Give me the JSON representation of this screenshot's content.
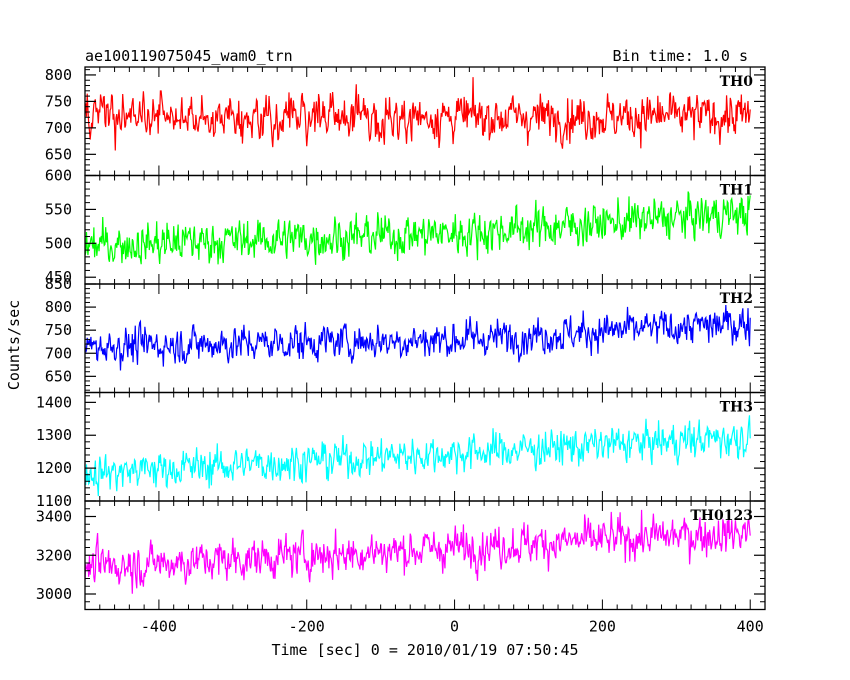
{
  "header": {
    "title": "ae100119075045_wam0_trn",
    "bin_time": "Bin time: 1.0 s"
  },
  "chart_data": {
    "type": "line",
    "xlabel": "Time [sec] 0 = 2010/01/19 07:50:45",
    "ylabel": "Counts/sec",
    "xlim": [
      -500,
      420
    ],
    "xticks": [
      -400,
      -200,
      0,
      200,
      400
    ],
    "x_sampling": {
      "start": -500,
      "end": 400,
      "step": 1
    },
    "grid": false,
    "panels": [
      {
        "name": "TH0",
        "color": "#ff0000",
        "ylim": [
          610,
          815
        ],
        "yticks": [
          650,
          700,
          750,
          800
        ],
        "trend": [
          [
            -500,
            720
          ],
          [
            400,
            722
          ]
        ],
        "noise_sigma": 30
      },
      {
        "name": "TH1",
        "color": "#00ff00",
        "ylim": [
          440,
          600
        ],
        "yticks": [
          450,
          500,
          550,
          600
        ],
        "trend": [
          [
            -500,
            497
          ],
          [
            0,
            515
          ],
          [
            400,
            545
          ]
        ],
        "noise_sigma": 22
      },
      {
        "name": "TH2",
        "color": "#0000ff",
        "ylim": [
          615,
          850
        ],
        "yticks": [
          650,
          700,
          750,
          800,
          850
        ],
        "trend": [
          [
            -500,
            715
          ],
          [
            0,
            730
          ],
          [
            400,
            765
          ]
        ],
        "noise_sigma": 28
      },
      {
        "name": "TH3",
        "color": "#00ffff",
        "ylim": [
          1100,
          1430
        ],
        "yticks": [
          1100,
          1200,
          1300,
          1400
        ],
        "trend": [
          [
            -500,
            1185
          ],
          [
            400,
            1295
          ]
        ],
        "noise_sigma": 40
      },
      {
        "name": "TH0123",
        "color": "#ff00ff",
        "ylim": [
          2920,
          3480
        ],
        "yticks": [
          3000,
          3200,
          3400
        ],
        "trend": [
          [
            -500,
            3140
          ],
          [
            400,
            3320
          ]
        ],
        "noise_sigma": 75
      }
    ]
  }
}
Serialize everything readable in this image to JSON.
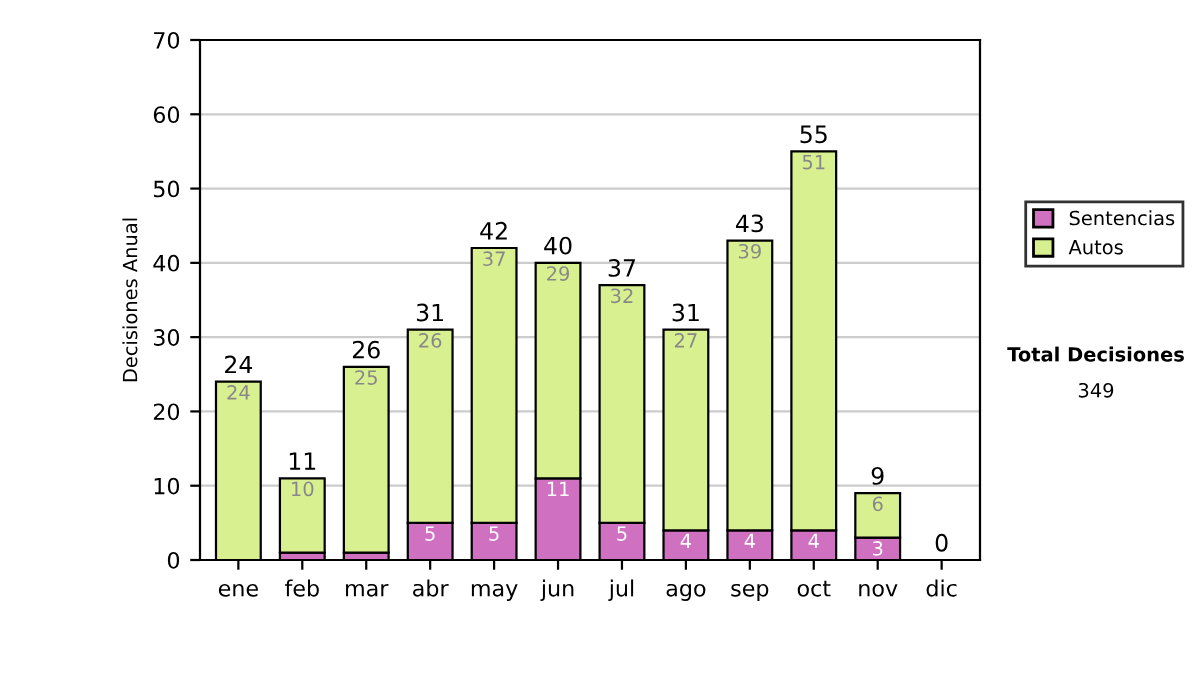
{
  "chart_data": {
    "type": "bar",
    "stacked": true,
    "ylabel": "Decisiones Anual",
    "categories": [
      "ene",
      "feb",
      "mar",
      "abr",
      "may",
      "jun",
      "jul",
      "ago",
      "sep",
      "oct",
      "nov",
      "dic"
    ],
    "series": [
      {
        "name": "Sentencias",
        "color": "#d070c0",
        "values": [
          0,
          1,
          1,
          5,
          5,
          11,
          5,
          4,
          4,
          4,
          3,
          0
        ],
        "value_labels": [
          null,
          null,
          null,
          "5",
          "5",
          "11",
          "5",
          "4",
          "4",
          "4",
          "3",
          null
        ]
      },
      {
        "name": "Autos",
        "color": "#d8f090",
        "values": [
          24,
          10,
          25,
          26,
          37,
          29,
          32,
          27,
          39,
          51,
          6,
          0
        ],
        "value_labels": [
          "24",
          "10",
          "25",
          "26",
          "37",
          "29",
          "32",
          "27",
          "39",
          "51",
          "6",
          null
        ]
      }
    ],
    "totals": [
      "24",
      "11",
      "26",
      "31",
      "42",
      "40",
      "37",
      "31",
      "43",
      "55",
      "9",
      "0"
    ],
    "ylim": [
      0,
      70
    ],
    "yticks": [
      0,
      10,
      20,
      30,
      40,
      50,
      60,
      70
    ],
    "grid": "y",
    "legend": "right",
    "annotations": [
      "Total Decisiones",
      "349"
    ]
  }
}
------------------------------------
**Request**: Retype each record exactly as it stands, but do not include the pictures.

**Output of the task**:
Give me the JSON representation of this screenshot's content.
{
  "header": {
    "title": "ae100119075045_wam0_trn",
    "bin_time": "Bin time: 1.0 s"
  },
  "chart_data": {
    "type": "line",
    "xlabel": "Time [sec] 0 = 2010/01/19 07:50:45",
    "ylabel": "Counts/sec",
    "xlim": [
      -500,
      420
    ],
    "xticks": [
      -400,
      -200,
      0,
      200,
      400
    ],
    "x_sampling": {
      "start": -500,
      "end": 400,
      "step": 1
    },
    "grid": false,
    "panels": [
      {
        "name": "TH0",
        "color": "#ff0000",
        "ylim": [
          610,
          815
        ],
        "yticks": [
          650,
          700,
          750,
          800
        ],
        "trend": [
          [
            -500,
            720
          ],
          [
            400,
            722
          ]
        ],
        "noise_sigma": 30
      },
      {
        "name": "TH1",
        "color": "#00ff00",
        "ylim": [
          440,
          600
        ],
        "yticks": [
          450,
          500,
          550,
          600
        ],
        "trend": [
          [
            -500,
            497
          ],
          [
            0,
            515
          ],
          [
            400,
            545
          ]
        ],
        "noise_sigma": 22
      },
      {
        "name": "TH2",
        "color": "#0000ff",
        "ylim": [
          615,
          850
        ],
        "yticks": [
          650,
          700,
          750,
          800,
          850
        ],
        "trend": [
          [
            -500,
            715
          ],
          [
            0,
            730
          ],
          [
            400,
            765
          ]
        ],
        "noise_sigma": 28
      },
      {
        "name": "TH3",
        "color": "#00ffff",
        "ylim": [
          1100,
          1430
        ],
        "yticks": [
          1100,
          1200,
          1300,
          1400
        ],
        "trend": [
          [
            -500,
            1185
          ],
          [
            400,
            1295
          ]
        ],
        "noise_sigma": 40
      },
      {
        "name": "TH0123",
        "color": "#ff00ff",
        "ylim": [
          2920,
          3480
        ],
        "yticks": [
          3000,
          3200,
          3400
        ],
        "trend": [
          [
            -500,
            3140
          ],
          [
            400,
            3320
          ]
        ],
        "noise_sigma": 75
      }
    ]
  }
}
Serialize everything readable in this image to JSON.
{
  "chart_data": {
    "type": "bar",
    "stacked": true,
    "ylabel": "Decisiones Anual",
    "categories": [
      "ene",
      "feb",
      "mar",
      "abr",
      "may",
      "jun",
      "jul",
      "ago",
      "sep",
      "oct",
      "nov",
      "dic"
    ],
    "series": [
      {
        "name": "Sentencias",
        "color": "#d070c0",
        "values": [
          0,
          1,
          1,
          5,
          5,
          11,
          5,
          4,
          4,
          4,
          3,
          0
        ],
        "value_labels": [
          null,
          null,
          null,
          "5",
          "5",
          "11",
          "5",
          "4",
          "4",
          "4",
          "3",
          null
        ]
      },
      {
        "name": "Autos",
        "color": "#d8f090",
        "values": [
          24,
          10,
          25,
          26,
          37,
          29,
          32,
          27,
          39,
          51,
          6,
          0
        ],
        "value_labels": [
          "24",
          "10",
          "25",
          "26",
          "37",
          "29",
          "32",
          "27",
          "39",
          "51",
          "6",
          null
        ]
      }
    ],
    "totals": [
      "24",
      "11",
      "26",
      "31",
      "42",
      "40",
      "37",
      "31",
      "43",
      "55",
      "9",
      "0"
    ],
    "ylim": [
      0,
      70
    ],
    "yticks": [
      0,
      10,
      20,
      30,
      40,
      50,
      60,
      70
    ],
    "grid": "y",
    "legend": "right",
    "annotations": [
      "Total Decisiones",
      "349"
    ]
  }
}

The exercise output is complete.